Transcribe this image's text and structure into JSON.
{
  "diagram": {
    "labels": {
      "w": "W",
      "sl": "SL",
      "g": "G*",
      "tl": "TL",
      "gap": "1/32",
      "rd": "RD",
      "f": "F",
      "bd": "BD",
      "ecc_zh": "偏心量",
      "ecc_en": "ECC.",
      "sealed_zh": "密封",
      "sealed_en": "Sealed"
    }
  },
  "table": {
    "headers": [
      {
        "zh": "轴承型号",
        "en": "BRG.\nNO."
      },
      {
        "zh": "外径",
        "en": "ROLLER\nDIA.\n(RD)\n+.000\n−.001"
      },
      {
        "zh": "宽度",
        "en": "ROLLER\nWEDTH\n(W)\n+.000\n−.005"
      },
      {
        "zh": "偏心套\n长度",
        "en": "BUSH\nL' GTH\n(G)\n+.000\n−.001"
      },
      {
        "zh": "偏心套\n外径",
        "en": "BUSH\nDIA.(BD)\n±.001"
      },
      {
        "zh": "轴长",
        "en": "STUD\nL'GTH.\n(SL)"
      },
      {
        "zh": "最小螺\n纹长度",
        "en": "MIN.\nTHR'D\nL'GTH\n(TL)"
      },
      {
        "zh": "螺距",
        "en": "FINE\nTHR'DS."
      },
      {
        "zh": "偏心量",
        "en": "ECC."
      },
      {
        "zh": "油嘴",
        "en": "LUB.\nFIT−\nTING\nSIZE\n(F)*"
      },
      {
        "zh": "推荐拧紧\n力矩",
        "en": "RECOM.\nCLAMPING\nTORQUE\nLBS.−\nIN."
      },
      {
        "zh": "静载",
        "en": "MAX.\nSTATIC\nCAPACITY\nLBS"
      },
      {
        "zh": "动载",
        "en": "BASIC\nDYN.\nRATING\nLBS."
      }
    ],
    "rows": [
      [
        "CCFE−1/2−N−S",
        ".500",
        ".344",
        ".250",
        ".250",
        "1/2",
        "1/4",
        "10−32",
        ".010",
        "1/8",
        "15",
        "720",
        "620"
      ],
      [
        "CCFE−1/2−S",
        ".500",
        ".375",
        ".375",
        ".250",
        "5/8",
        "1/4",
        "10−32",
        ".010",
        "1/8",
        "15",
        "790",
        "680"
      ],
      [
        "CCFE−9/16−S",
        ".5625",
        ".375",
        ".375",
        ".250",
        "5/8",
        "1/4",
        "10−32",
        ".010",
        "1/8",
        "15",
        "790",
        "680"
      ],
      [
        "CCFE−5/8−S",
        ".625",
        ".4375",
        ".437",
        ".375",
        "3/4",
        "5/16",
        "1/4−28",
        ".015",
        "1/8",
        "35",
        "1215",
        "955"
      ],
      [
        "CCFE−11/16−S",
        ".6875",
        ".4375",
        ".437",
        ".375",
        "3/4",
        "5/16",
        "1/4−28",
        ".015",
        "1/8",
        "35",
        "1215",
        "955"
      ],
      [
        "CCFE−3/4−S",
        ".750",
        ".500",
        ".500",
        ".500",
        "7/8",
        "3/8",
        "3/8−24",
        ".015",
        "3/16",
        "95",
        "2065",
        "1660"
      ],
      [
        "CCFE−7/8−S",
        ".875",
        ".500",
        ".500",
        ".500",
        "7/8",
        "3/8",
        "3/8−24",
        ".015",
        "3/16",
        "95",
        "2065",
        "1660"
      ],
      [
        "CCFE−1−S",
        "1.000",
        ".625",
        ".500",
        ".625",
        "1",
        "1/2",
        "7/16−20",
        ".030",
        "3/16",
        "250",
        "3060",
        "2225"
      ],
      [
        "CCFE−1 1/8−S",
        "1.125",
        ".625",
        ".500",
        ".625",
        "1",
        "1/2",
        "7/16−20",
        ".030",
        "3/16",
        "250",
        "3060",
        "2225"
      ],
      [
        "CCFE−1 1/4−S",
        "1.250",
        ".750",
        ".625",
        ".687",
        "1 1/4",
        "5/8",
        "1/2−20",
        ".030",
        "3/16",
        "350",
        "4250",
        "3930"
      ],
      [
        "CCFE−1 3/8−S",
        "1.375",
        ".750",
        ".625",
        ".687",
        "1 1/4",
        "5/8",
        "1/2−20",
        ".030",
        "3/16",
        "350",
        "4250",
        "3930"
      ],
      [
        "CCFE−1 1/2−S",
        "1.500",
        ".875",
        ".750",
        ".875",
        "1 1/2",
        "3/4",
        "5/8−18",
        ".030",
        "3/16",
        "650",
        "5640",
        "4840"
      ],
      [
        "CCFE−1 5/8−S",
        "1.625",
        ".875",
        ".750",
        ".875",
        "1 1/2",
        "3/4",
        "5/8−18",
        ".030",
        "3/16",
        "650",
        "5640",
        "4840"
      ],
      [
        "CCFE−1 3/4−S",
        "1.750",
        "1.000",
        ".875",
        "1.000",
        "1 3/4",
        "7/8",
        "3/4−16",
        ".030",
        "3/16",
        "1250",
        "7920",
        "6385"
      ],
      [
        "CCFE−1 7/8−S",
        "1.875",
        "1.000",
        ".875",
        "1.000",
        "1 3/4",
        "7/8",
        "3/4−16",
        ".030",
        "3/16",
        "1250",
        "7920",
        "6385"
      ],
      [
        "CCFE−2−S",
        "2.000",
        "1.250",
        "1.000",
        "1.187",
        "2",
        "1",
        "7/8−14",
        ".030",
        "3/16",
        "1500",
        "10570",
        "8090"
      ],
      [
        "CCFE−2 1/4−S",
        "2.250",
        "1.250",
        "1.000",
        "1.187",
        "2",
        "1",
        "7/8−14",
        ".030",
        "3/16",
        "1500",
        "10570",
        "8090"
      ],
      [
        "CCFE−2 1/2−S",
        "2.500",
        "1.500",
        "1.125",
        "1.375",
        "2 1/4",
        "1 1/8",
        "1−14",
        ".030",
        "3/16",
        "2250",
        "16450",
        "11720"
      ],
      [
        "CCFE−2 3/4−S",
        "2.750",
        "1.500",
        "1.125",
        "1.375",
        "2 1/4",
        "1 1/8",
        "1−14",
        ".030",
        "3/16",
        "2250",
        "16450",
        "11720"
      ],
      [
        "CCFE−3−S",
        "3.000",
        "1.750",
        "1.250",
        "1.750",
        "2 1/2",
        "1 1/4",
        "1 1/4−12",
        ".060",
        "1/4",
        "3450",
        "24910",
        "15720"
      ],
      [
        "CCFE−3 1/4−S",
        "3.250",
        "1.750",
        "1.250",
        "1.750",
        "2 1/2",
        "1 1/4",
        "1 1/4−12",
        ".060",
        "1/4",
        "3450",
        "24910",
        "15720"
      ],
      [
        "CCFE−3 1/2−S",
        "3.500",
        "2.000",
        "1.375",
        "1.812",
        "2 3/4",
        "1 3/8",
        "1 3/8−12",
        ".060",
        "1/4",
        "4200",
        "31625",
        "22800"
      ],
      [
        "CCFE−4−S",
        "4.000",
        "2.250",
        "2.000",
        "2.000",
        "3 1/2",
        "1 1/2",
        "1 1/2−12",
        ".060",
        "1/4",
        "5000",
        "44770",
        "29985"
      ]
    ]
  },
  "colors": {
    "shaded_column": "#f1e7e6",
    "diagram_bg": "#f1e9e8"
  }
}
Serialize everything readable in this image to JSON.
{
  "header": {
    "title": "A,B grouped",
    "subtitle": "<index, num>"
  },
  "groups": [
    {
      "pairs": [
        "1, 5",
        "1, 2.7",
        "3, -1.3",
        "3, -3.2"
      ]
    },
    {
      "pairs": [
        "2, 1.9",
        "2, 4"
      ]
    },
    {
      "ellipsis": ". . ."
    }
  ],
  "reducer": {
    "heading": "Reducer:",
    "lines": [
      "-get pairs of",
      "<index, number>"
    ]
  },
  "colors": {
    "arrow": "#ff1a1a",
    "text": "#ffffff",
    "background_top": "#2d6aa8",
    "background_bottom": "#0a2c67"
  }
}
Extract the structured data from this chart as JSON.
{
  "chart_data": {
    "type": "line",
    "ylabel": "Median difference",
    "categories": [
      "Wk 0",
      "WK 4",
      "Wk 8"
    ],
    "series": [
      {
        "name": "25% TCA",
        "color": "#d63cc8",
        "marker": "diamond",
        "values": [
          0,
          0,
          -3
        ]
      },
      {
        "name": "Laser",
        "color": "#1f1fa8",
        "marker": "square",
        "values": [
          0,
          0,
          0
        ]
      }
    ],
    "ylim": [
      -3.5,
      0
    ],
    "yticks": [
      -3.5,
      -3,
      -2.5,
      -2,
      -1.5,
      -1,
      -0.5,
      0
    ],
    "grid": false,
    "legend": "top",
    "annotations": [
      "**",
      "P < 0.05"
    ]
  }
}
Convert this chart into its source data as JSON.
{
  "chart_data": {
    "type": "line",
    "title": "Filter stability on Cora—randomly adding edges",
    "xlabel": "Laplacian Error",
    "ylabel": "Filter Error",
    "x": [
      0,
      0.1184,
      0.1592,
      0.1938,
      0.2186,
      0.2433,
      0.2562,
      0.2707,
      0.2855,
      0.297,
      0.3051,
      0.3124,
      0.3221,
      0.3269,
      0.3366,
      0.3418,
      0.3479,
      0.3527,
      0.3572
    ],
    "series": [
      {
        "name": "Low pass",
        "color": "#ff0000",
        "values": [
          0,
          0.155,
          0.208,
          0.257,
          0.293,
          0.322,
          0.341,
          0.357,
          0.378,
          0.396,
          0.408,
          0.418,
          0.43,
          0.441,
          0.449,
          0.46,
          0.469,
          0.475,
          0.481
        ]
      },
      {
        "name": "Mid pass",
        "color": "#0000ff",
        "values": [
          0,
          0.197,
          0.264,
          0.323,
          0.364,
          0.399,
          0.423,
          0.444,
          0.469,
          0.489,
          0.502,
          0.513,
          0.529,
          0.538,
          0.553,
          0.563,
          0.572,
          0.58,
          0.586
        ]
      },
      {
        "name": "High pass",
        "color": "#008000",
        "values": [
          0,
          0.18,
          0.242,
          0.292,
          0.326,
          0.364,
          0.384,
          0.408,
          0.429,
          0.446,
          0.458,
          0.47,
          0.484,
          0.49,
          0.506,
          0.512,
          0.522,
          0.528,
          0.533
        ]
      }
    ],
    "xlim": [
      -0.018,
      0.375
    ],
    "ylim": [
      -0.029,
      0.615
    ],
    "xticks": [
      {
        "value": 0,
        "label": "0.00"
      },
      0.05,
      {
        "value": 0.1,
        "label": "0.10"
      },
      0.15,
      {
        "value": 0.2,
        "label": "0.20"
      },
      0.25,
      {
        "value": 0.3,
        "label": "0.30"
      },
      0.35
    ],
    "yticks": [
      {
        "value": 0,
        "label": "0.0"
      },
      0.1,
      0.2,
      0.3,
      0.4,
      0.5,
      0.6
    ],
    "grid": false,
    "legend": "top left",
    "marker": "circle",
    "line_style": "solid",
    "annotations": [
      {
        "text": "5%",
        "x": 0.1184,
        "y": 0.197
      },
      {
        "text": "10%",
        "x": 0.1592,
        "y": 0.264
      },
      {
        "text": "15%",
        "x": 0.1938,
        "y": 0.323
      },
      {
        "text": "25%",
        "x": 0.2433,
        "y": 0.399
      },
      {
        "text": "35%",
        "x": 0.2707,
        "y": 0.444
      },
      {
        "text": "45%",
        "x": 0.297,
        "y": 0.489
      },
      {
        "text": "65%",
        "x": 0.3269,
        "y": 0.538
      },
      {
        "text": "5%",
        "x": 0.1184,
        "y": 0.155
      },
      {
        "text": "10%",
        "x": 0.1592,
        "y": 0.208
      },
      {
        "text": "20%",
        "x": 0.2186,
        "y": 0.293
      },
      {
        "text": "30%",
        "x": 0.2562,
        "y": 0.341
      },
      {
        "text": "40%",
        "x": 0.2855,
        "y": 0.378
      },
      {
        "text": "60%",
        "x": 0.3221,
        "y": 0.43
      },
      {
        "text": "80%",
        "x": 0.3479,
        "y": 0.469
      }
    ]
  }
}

----

Goal: Collect the lines of the data that carry the word "nDIA".

Answer for this exercise:
        "en": "ROLLER\nDIA.\n(RD)\n+.000\n−.001"
        "en": "BUSH\nDIA.(BD)\n±.001"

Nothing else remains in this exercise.